▶ [Given data]:
________________________

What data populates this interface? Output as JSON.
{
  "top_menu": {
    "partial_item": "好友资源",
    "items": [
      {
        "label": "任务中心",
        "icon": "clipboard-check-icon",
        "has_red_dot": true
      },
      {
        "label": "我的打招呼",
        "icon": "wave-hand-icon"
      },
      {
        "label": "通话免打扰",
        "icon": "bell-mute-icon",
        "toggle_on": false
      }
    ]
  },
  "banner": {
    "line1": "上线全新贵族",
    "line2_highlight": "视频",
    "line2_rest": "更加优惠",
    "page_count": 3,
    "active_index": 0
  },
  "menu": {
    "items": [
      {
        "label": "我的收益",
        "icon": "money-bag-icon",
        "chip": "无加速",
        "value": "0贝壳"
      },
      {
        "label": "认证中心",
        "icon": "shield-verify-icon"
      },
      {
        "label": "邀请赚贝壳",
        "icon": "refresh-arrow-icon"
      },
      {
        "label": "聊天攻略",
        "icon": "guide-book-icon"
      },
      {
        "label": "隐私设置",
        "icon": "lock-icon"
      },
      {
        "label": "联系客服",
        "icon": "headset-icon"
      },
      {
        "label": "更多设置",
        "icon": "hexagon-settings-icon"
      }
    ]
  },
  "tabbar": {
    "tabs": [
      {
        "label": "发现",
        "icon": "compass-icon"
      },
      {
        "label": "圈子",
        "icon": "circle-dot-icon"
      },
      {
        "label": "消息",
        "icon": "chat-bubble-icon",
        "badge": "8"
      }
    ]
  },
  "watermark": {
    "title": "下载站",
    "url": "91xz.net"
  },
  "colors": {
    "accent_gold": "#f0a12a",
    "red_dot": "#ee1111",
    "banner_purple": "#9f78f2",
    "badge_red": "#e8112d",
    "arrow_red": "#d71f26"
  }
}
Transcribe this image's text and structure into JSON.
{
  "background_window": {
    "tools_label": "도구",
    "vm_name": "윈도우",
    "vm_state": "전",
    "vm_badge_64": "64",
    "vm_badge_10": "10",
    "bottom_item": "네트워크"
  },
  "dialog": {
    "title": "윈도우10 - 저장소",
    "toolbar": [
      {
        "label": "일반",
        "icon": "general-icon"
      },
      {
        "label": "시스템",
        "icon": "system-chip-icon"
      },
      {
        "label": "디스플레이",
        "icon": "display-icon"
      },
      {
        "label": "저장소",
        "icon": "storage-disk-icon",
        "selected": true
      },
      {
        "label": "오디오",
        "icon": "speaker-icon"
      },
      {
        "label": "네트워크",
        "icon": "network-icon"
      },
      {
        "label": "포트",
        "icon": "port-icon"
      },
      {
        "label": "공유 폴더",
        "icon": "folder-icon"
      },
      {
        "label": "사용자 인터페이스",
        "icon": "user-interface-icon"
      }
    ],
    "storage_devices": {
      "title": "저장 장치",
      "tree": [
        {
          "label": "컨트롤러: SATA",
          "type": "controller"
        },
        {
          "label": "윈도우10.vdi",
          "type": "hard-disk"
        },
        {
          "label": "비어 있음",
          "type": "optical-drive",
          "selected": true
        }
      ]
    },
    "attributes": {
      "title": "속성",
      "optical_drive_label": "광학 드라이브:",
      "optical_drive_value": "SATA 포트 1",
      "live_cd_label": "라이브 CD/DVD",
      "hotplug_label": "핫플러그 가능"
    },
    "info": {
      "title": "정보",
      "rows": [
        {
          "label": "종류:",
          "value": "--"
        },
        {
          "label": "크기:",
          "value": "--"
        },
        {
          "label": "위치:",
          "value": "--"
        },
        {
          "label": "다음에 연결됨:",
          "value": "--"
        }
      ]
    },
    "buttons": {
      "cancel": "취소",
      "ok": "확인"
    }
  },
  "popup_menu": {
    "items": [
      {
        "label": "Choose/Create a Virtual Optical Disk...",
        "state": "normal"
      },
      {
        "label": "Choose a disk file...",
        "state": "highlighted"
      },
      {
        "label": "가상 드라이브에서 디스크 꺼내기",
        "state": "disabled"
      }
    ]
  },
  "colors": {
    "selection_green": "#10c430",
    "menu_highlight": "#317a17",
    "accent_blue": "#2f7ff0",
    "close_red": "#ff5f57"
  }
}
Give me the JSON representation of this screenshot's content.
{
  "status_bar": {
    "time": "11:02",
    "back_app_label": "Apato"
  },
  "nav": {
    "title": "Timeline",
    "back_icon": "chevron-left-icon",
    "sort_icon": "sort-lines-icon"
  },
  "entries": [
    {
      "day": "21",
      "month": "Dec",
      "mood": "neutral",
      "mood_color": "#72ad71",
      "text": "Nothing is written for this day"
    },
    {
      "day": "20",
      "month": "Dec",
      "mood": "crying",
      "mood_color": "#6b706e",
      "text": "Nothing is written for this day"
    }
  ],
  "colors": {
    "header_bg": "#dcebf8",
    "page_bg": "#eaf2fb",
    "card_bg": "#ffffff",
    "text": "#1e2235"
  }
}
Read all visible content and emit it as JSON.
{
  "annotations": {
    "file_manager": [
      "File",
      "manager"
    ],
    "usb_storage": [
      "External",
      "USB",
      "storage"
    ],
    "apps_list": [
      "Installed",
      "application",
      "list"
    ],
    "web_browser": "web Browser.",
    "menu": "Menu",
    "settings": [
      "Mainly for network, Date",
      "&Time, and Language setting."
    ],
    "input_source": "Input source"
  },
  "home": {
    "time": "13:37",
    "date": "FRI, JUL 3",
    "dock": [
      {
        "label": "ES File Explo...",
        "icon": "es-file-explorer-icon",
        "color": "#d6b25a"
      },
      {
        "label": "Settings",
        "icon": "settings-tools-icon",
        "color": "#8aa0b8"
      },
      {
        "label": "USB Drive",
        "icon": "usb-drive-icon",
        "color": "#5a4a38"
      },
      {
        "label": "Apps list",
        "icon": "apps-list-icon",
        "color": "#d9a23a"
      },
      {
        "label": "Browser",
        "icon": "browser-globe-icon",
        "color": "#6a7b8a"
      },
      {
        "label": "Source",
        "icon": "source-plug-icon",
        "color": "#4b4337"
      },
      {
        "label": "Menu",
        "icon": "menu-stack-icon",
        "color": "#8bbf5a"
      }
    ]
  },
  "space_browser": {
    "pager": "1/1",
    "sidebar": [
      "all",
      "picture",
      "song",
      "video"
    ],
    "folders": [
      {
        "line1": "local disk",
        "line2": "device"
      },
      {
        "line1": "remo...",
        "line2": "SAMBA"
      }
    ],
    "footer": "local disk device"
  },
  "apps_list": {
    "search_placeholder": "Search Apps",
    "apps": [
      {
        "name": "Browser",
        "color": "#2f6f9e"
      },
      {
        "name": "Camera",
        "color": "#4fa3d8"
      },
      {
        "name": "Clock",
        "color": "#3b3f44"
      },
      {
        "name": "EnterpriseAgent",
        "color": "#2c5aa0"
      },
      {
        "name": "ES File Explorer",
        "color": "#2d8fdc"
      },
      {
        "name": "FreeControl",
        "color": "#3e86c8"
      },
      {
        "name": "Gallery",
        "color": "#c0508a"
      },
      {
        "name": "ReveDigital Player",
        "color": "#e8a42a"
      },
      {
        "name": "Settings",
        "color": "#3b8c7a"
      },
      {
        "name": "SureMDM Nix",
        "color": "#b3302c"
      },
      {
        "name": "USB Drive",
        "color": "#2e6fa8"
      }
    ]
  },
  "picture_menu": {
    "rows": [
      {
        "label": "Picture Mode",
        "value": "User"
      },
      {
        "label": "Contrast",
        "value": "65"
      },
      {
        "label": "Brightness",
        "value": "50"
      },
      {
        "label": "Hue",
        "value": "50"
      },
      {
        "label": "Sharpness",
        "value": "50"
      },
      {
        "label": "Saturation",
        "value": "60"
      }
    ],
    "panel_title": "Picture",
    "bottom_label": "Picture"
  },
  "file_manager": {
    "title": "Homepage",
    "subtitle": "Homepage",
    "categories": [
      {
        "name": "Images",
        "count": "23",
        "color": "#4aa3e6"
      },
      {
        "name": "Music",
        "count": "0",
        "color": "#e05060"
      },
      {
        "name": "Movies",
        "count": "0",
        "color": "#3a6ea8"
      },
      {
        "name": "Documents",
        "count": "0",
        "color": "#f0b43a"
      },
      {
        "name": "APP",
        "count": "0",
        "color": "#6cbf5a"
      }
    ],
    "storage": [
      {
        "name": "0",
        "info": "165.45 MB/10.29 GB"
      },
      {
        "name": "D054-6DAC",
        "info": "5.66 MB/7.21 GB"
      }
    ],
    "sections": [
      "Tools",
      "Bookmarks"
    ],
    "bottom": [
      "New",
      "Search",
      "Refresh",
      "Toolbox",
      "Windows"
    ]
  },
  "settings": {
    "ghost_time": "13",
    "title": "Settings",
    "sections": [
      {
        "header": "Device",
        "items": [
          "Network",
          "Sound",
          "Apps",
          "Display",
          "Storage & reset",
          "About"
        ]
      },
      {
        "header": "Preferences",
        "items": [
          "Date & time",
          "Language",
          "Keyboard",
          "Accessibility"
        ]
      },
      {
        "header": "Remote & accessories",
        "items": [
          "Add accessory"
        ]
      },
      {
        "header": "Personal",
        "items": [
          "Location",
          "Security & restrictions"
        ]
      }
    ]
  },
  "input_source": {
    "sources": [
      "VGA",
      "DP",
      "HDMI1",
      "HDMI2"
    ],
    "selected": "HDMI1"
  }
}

________________________

Locate the word "text" in the entries, and copy every line where it is found.

Transcribe this image's text and structure into JSON.
      "text": "Nothing is written for this day"
      "text": "Nothing is written for this day"
    "text": "#1e2235"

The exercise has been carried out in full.